REQUIREMENTS | Reproduce each line of the listing exactly.

MATERIAL |
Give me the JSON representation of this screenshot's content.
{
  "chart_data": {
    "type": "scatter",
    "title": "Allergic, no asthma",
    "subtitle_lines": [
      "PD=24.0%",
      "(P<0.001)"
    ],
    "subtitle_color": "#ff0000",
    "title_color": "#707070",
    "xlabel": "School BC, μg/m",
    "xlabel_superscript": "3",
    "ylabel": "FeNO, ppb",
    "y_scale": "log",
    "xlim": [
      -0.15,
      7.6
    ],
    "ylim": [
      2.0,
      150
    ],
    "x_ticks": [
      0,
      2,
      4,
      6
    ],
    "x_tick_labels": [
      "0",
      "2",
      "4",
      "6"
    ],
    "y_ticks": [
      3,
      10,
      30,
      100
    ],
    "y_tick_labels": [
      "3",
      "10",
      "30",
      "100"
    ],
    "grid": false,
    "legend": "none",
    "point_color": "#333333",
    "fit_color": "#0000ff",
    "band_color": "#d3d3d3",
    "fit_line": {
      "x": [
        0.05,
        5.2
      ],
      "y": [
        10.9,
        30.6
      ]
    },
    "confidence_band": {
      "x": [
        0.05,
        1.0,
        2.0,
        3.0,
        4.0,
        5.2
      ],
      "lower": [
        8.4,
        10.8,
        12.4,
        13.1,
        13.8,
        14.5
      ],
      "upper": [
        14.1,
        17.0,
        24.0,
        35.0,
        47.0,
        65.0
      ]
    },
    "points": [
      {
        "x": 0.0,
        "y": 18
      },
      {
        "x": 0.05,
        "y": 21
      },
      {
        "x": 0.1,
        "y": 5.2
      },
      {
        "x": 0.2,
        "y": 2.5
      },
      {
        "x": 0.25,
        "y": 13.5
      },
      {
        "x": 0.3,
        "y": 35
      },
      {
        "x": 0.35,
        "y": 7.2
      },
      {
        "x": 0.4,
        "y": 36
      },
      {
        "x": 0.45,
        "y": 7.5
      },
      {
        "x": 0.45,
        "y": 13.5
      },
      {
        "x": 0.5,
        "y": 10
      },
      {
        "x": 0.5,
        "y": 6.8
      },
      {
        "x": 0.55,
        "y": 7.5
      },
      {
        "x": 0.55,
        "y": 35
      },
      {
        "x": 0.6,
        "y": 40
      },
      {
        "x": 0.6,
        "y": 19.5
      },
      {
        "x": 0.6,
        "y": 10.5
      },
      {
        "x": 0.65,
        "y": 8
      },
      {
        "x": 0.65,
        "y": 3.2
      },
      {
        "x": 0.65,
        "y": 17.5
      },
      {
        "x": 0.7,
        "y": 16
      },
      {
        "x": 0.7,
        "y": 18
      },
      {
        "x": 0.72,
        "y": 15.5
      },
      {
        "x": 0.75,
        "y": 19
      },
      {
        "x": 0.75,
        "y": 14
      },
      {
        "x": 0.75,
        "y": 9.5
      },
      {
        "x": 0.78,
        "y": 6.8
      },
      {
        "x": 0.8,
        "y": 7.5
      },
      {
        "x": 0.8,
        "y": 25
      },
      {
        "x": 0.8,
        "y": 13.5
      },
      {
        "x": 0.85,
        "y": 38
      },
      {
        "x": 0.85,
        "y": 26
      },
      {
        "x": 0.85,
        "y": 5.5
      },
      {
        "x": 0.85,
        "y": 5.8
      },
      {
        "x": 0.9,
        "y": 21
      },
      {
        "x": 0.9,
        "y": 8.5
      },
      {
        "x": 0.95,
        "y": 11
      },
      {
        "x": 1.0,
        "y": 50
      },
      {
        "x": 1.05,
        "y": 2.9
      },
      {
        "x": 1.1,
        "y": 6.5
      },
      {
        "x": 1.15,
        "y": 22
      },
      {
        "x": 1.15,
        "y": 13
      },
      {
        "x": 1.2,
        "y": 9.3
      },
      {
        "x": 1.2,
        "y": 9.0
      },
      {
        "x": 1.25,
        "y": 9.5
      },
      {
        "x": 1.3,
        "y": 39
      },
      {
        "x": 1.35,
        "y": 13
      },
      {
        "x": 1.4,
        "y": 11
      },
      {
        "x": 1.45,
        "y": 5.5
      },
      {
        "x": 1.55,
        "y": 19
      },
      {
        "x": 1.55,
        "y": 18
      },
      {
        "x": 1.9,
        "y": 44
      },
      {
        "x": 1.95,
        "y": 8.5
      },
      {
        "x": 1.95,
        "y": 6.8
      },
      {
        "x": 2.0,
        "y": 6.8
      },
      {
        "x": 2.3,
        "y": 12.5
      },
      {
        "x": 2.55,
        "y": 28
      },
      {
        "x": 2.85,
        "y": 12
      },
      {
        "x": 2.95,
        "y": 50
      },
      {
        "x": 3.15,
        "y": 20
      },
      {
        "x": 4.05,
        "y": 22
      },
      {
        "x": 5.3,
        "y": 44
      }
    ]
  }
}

RESULT OF THE TASK |
Give me the JSON representation of this screenshot's content.
{
  "chart_data": {
    "type": "scatter",
    "title": "Allergic, no asthma",
    "subtitle_lines": [
      "PD=24.0%",
      "(P<0.001)"
    ],
    "subtitle_color": "#ff0000",
    "title_color": "#707070",
    "xlabel": "School BC, μg/m",
    "xlabel_superscript": "3",
    "ylabel": "FeNO, ppb",
    "y_scale": "log",
    "xlim": [
      -0.15,
      7.6
    ],
    "ylim": [
      2.0,
      150
    ],
    "x_ticks": [
      0,
      2,
      4,
      6
    ],
    "x_tick_labels": [
      "0",
      "2",
      "4",
      "6"
    ],
    "y_ticks": [
      3,
      10,
      30,
      100
    ],
    "y_tick_labels": [
      "3",
      "10",
      "30",
      "100"
    ],
    "grid": false,
    "legend": "none",
    "point_color": "#333333",
    "fit_color": "#0000ff",
    "band_color": "#d3d3d3",
    "fit_line": {
      "x": [
        0.05,
        5.2
      ],
      "y": [
        10.9,
        30.6
      ]
    },
    "confidence_band": {
      "x": [
        0.05,
        1.0,
        2.0,
        3.0,
        4.0,
        5.2
      ],
      "lower": [
        8.4,
        10.8,
        12.4,
        13.1,
        13.8,
        14.5
      ],
      "upper": [
        14.1,
        17.0,
        24.0,
        35.0,
        47.0,
        65.0
      ]
    },
    "points": [
      {
        "x": 0.0,
        "y": 18
      },
      {
        "x": 0.05,
        "y": 21
      },
      {
        "x": 0.1,
        "y": 5.2
      },
      {
        "x": 0.2,
        "y": 2.5
      },
      {
        "x": 0.25,
        "y": 13.5
      },
      {
        "x": 0.3,
        "y": 35
      },
      {
        "x": 0.35,
        "y": 7.2
      },
      {
        "x": 0.4,
        "y": 36
      },
      {
        "x": 0.45,
        "y": 7.5
      },
      {
        "x": 0.45,
        "y": 13.5
      },
      {
        "x": 0.5,
        "y": 10
      },
      {
        "x": 0.5,
        "y": 6.8
      },
      {
        "x": 0.55,
        "y": 7.5
      },
      {
        "x": 0.55,
        "y": 35
      },
      {
        "x": 0.6,
        "y": 40
      },
      {
        "x": 0.6,
        "y": 19.5
      },
      {
        "x": 0.6,
        "y": 10.5
      },
      {
        "x": 0.65,
        "y": 8
      },
      {
        "x": 0.65,
        "y": 3.2
      },
      {
        "x": 0.65,
        "y": 17.5
      },
      {
        "x": 0.7,
        "y": 16
      },
      {
        "x": 0.7,
        "y": 18
      },
      {
        "x": 0.72,
        "y": 15.5
      },
      {
        "x": 0.75,
        "y": 19
      },
      {
        "x": 0.75,
        "y": 14
      },
      {
        "x": 0.75,
        "y": 9.5
      },
      {
        "x": 0.78,
        "y": 6.8
      },
      {
        "x": 0.8,
        "y": 7.5
      },
      {
        "x": 0.8,
        "y": 25
      },
      {
        "x": 0.8,
        "y": 13.5
      },
      {
        "x": 0.85,
        "y": 38
      },
      {
        "x": 0.85,
        "y": 26
      },
      {
        "x": 0.85,
        "y": 5.5
      },
      {
        "x": 0.85,
        "y": 5.8
      },
      {
        "x": 0.9,
        "y": 21
      },
      {
        "x": 0.9,
        "y": 8.5
      },
      {
        "x": 0.95,
        "y": 11
      },
      {
        "x": 1.0,
        "y": 50
      },
      {
        "x": 1.05,
        "y": 2.9
      },
      {
        "x": 1.1,
        "y": 6.5
      },
      {
        "x": 1.15,
        "y": 22
      },
      {
        "x": 1.15,
        "y": 13
      },
      {
        "x": 1.2,
        "y": 9.3
      },
      {
        "x": 1.2,
        "y": 9.0
      },
      {
        "x": 1.25,
        "y": 9.5
      },
      {
        "x": 1.3,
        "y": 39
      },
      {
        "x": 1.35,
        "y": 13
      },
      {
        "x": 1.4,
        "y": 11
      },
      {
        "x": 1.45,
        "y": 5.5
      },
      {
        "x": 1.55,
        "y": 19
      },
      {
        "x": 1.55,
        "y": 18
      },
      {
        "x": 1.9,
        "y": 44
      },
      {
        "x": 1.95,
        "y": 8.5
      },
      {
        "x": 1.95,
        "y": 6.8
      },
      {
        "x": 2.0,
        "y": 6.8
      },
      {
        "x": 2.3,
        "y": 12.5
      },
      {
        "x": 2.55,
        "y": 28
      },
      {
        "x": 2.85,
        "y": 12
      },
      {
        "x": 2.95,
        "y": 50
      },
      {
        "x": 3.15,
        "y": 20
      },
      {
        "x": 4.05,
        "y": 22
      },
      {
        "x": 5.3,
        "y": 44
      }
    ]
  }
}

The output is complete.